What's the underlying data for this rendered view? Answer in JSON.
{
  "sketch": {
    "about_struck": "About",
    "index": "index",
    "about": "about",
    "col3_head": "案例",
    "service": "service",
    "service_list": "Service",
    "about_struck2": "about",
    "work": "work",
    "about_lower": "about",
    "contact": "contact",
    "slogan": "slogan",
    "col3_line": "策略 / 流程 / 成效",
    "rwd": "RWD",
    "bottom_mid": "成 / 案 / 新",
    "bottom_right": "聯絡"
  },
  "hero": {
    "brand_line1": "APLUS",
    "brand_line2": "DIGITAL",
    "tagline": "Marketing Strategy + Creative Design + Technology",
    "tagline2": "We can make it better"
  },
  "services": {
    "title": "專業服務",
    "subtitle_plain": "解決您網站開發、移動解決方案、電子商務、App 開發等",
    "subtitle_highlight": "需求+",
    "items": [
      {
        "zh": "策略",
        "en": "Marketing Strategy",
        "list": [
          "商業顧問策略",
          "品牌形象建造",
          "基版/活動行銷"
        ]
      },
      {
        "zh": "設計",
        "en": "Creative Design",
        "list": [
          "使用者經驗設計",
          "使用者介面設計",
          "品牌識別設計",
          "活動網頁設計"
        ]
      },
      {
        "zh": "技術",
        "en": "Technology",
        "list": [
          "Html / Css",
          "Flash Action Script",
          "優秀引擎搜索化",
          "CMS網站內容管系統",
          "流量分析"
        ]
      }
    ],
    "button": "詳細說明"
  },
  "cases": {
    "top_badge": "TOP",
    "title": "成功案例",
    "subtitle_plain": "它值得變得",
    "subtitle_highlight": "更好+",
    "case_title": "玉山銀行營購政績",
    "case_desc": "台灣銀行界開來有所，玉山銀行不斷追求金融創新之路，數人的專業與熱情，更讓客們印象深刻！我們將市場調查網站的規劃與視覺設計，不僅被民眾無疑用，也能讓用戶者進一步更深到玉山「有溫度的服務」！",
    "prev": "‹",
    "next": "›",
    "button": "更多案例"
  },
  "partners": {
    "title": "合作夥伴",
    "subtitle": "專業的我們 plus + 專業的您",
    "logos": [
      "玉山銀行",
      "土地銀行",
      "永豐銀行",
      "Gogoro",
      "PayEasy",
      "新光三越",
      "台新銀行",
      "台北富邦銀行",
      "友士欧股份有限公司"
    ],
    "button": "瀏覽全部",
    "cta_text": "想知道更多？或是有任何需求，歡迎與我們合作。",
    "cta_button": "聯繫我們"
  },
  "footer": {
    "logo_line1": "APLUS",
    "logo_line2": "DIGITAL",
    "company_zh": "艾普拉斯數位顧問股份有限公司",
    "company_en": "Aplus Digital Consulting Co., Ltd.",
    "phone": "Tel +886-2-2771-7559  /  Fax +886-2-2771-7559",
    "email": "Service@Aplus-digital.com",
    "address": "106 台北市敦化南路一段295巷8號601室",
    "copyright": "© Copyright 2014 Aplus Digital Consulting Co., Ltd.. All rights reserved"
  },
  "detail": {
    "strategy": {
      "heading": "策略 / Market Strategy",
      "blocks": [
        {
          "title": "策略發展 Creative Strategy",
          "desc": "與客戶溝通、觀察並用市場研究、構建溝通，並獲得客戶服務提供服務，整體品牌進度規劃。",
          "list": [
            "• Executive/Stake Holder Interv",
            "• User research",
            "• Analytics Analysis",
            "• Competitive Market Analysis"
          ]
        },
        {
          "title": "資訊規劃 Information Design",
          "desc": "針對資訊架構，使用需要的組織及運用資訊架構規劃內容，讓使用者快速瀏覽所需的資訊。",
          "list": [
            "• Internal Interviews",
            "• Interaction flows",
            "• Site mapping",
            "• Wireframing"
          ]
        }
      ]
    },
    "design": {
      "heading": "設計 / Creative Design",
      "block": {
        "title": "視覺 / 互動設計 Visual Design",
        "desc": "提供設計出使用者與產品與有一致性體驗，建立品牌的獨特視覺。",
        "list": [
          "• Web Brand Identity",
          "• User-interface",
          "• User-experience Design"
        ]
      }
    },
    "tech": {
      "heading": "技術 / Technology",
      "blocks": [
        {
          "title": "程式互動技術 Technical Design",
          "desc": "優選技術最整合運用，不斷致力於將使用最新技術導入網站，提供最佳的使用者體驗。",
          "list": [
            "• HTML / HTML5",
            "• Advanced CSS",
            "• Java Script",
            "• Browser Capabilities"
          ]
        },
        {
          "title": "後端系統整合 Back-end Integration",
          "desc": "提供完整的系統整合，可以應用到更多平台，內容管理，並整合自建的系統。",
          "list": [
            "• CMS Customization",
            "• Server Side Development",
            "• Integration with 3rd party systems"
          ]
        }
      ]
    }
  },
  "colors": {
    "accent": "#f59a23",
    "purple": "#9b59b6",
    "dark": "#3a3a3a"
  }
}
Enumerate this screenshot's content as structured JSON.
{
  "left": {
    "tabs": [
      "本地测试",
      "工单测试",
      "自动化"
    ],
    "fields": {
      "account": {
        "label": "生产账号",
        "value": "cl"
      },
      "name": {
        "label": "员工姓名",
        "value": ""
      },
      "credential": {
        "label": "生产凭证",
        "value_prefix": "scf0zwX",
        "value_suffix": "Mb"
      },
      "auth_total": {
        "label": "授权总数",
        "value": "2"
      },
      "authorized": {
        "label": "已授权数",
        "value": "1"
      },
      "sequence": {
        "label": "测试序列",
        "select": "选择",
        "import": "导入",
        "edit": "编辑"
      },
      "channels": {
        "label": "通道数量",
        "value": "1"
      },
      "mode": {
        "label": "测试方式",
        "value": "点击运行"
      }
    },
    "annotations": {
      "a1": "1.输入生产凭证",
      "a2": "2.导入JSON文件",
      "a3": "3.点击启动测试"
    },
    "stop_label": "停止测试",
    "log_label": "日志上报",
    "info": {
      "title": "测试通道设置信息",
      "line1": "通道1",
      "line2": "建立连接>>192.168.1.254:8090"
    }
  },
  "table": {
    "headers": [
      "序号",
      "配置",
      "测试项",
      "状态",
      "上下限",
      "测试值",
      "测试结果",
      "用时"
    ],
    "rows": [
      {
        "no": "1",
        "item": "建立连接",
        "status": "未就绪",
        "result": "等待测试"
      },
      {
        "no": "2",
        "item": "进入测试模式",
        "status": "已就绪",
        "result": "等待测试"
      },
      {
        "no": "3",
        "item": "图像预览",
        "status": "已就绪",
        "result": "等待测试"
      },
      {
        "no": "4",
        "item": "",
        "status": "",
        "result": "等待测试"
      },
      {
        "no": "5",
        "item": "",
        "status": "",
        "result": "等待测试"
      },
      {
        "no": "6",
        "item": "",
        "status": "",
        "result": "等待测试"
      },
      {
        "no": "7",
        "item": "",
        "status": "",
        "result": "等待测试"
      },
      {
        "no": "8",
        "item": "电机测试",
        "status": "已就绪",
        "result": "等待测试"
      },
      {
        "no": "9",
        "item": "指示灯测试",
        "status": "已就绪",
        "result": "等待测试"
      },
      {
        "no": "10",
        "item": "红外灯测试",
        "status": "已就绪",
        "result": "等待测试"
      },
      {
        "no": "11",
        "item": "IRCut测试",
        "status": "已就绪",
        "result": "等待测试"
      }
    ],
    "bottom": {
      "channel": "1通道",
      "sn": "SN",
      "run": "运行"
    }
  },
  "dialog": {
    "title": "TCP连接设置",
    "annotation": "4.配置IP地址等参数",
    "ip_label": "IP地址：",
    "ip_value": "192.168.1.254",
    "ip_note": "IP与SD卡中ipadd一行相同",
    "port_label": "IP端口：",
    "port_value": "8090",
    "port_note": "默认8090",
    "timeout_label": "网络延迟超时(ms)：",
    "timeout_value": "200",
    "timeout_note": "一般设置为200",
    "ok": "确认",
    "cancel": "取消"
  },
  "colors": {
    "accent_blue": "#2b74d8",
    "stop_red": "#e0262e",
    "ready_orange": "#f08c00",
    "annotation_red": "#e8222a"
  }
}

### Exercise requirements
Scan the material above. Return every line containing the string "User".

### Result of this exercise
            "• User research",
          "• User-interface",
          "• User-experience Design"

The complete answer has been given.